Skip to content

3 Python Fixes That Made My RAG System 10x Faster

My RAG document ingestion was painfully slow. A 20-page PDF took over a minute to process. Users complained. I blamed the embedding model. Turns out, the model wasn't the problem - my code was.

Three small fixes cut processing time by 10x. None of them required changing models, adding hardware, or rewriting the architecture. Just better use of async Python.

Why Slow Ingestion Hurts

Before diving into the fixes, here's why this matters. Slow ingestion means users wait longer to search their documents. It means higher cloud costs because workers run longer. It means you hit rate limits faster because requests pile up. And it means scaling becomes expensive - you need more workers to handle the same load.

The good news: most slow RAG code has the same handful of problems. Fix those, and performance jumps.

Fix 1: Parallel Embedding Processing

This was the biggest win. My embedding code looked like this:

async def embed_texts(self, texts: list[str]) -> list[list[float]]:
    embeddings = []
    for text in texts:
        embedding = await self.embed_text(text)

+++

COMPLETE THE FOLLOWING:
• 1. From the records, put the stretch from the line containing "For every button, label, input, icon, or" through the line containing "footer-conjunction: and xyxy=(171,856,199,873)", both ends included, into a JSON list of strings with one string per line, skipping blank lines and leaving out the pictures.
• 2. Continue the article on speeding up RAG document ingestion from the point where it stops.
The article and the records are unrelated to each other.

DATA ENTRIES:
+++

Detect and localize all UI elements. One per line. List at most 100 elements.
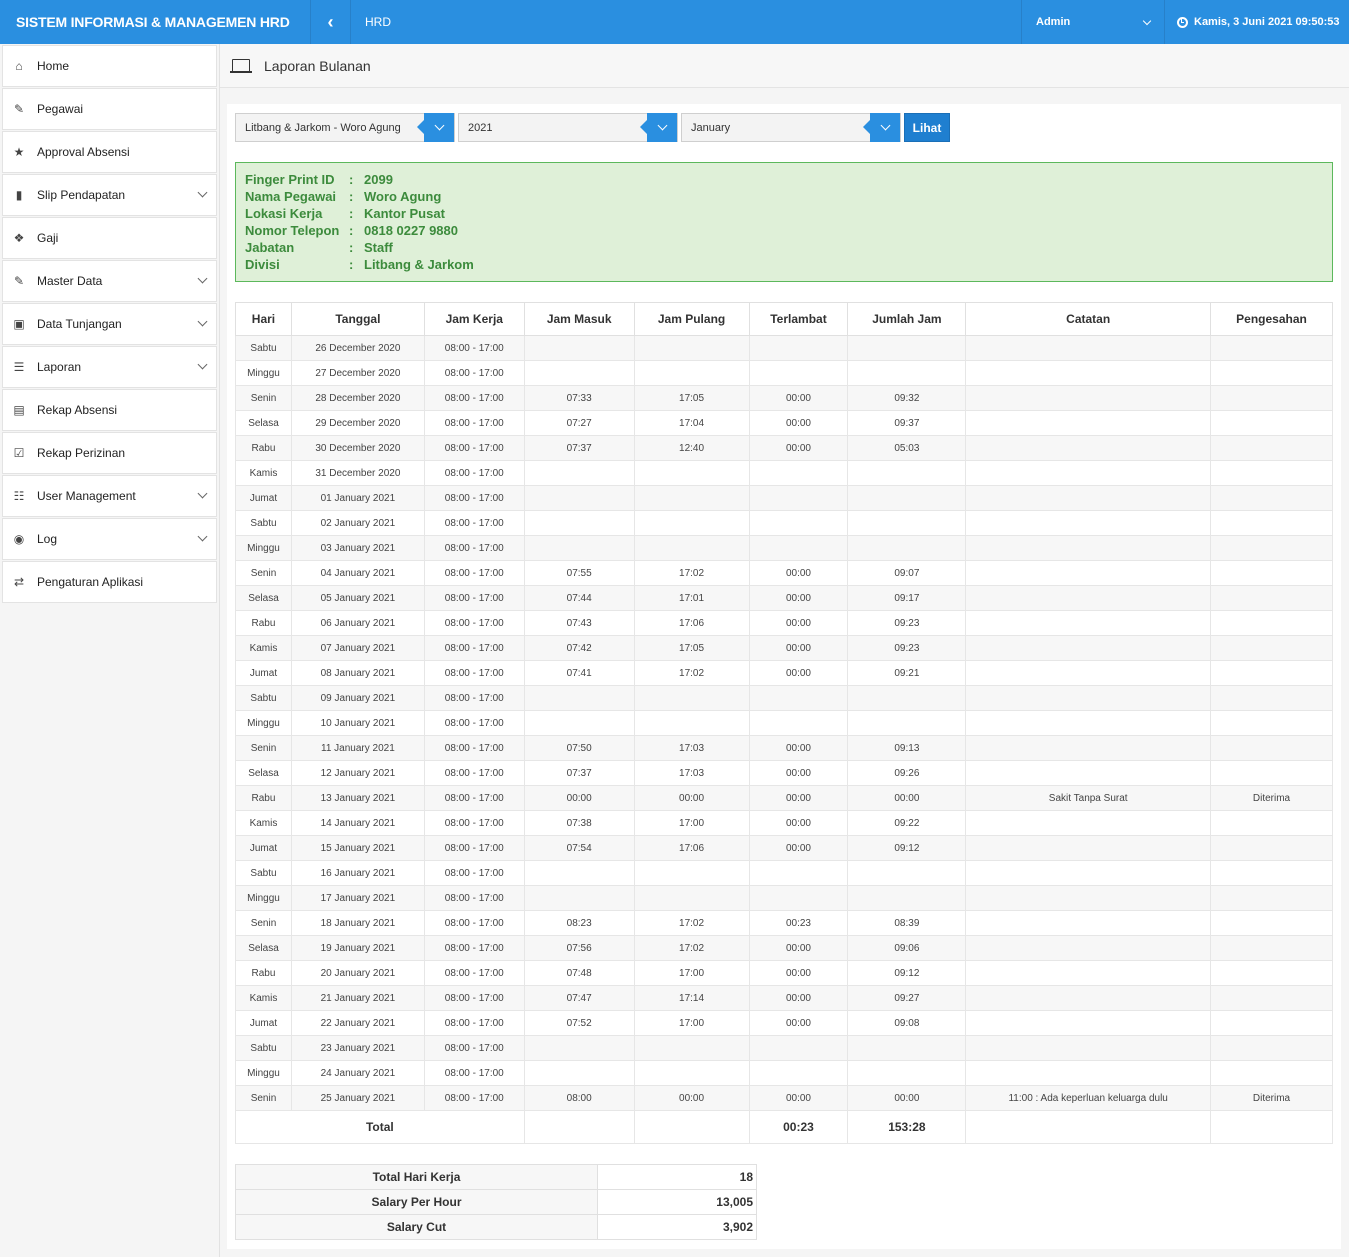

+++

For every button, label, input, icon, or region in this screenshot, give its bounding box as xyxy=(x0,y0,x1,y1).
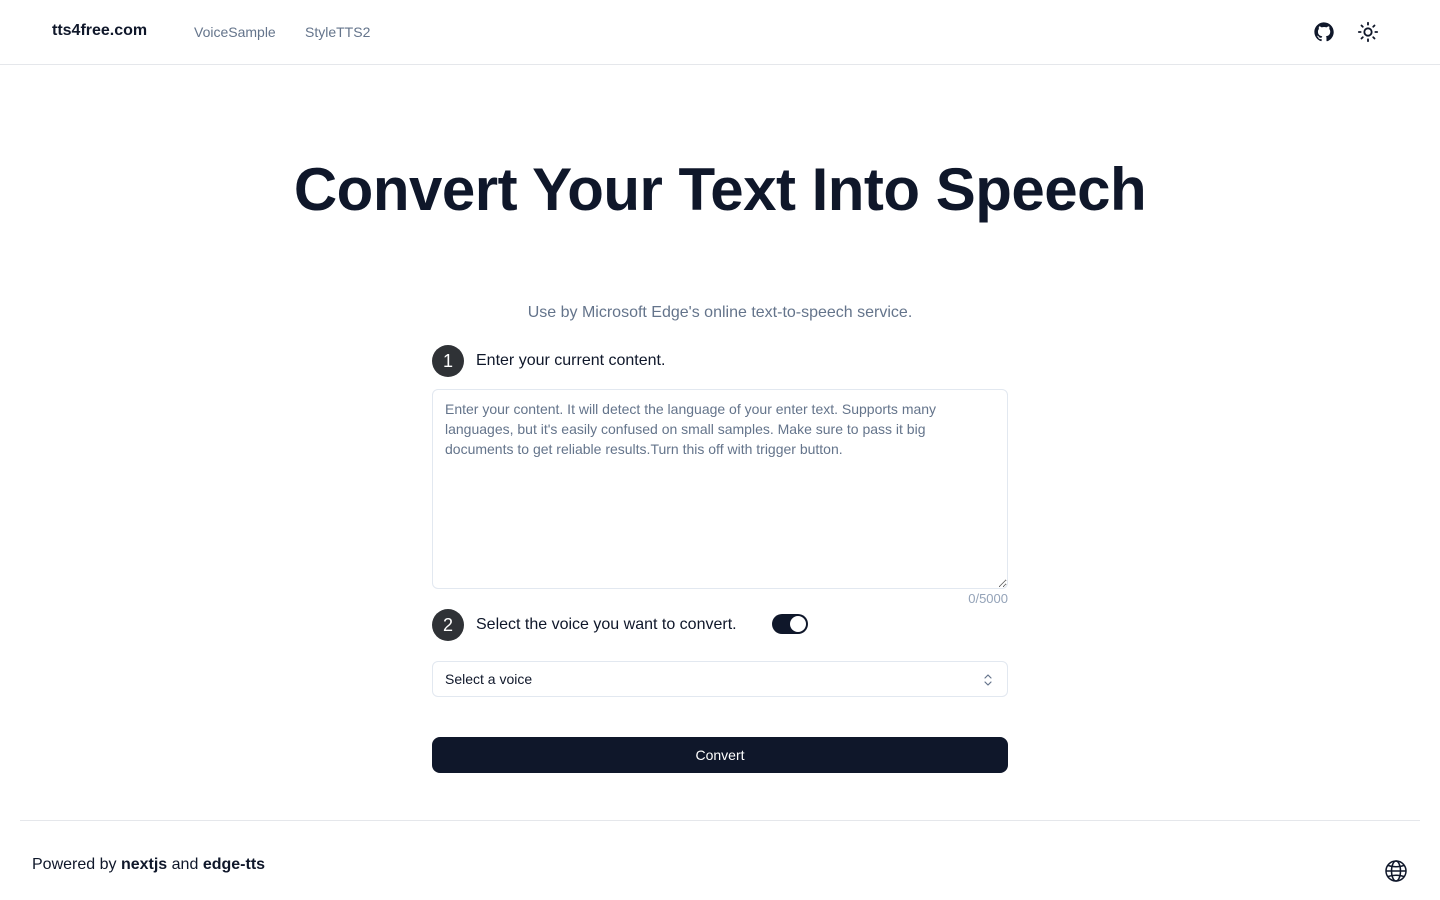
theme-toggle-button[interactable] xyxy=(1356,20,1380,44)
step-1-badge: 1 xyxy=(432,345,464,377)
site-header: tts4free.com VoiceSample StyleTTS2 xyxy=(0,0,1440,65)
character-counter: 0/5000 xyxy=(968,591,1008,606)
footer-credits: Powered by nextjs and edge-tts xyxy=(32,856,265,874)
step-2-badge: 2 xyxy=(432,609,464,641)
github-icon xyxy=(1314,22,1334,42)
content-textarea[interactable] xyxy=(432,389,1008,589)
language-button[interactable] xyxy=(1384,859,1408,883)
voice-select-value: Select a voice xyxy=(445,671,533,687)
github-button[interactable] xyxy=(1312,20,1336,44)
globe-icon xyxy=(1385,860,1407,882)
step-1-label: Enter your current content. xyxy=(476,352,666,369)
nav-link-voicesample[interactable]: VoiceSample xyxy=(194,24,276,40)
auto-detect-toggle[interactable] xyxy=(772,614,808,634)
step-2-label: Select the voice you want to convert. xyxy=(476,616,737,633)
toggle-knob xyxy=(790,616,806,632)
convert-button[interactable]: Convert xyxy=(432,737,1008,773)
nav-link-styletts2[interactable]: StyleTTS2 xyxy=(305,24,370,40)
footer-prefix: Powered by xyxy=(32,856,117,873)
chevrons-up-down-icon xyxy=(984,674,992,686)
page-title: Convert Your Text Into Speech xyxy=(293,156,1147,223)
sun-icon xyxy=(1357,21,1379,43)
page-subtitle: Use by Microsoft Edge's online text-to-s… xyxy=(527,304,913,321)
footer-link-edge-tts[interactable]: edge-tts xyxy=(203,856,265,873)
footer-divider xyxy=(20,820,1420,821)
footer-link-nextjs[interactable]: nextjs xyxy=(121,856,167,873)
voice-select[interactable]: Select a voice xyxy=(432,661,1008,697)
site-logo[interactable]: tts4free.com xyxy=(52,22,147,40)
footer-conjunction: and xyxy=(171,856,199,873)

+++

TASK-BY-TASK OUTPUTS:
• 1.
[
  "For every button, label, input, icon, or region in this screenshot, give its bounding box as xyxy=(x0,y0,x1,y1).",
  "theme-toggle-button[interactable] xyxy=(1356,20,1380,44)",
  "step-1-badge: 1 xyxy=(432,345,464,377)",
  "site-header: tts4free.com VoiceSample StyleTTS2 xyxy=(0,0,1440,65)",
  "character-counter: 0/5000 xyxy=(968,591,1008,606)",
  "footer-credits: Powered by nextjs and edge-tts xyxy=(32,856,265,874)",
  "step-2-badge: 2 xyxy=(432,609,464,641)",
  "github-icon xyxy=(1314,22,1334,42)",
  "content-textarea[interactable] xyxy=(432,389,1008,589)",
  "language-button[interactable] xyxy=(1384,859,1408,883)",
  "voice-select-value: Select a voice xyxy=(445,671,533,687)",
  "github-button[interactable] xyxy=(1312,20,1336,44)",
  "globe-icon xyxy=(1385,860,1407,882)",
  "step-1-label: Enter your current content. xyxy=(476,352,666,369)",
  "nav-link-voicesample[interactable]: VoiceSample xyxy=(194,24,276,40)",
  "auto-detect-toggle[interactable] xyxy=(772,614,808,634)",
  "step-2-label: Select the voice you want to convert. xyxy=(476,616,737,633)",
  "toggle-knob xyxy=(790,616,806,632)",
  "convert-button[interactable]: Convert xyxy=(432,737,1008,773)",
  "nav-link-styletts2[interactable]: StyleTTS2 xyxy=(305,24,370,40)",
  "footer-prefix: Powered by xyxy=(32,856,117,873)",
  "chevrons-up-down-icon xyxy=(984,674,992,686)",
  "page-title: Convert Your Text Into Speech xyxy=(293,156,1147,223)",
  "sun-icon xyxy=(1357,21,1379,43)",
  "page-subtitle: Use by Microsoft Edge's online text-to-s… xyxy=(527,304,913,321)",
  "footer-link-edge-tts[interactable]: edge-tts xyxy=(203,856,265,873)",
  "footer-divider xyxy=(20,820,1420,821)",
  "footer-link-nextjs[interactable]: nextjs xyxy=(121,856,167,873)",
  "voice-select[interactable]: Select a voice xyxy=(432,661,1008,697)",
  "site-logo[interactable]: tts4free.com xyxy=(52,22,147,40)",
  "footer-conjunction: and xyxy=(171,856,199,873)"
]

• 2.
        embeddings.append(embedding)
    return embeddings

See the problem? Each embedding waits for the previous one to finish. With 100 chunks, that's 100 sequential API calls. If each call takes 200ms, you're waiting 20 seconds.

The fix is one line:

async def embed_texts(self, texts: list[str]) -> list[list[float]]:
    embeddings = await asyncio.gather(*[
        self.embed_text(text) for text in texts
    ])
    return list(embeddings)

asyncio.gather() runs all the embedding calls at once. Same 100 chunks, same 200ms per call, but now they run in parallel. Total time: 200ms instead of 20 seconds.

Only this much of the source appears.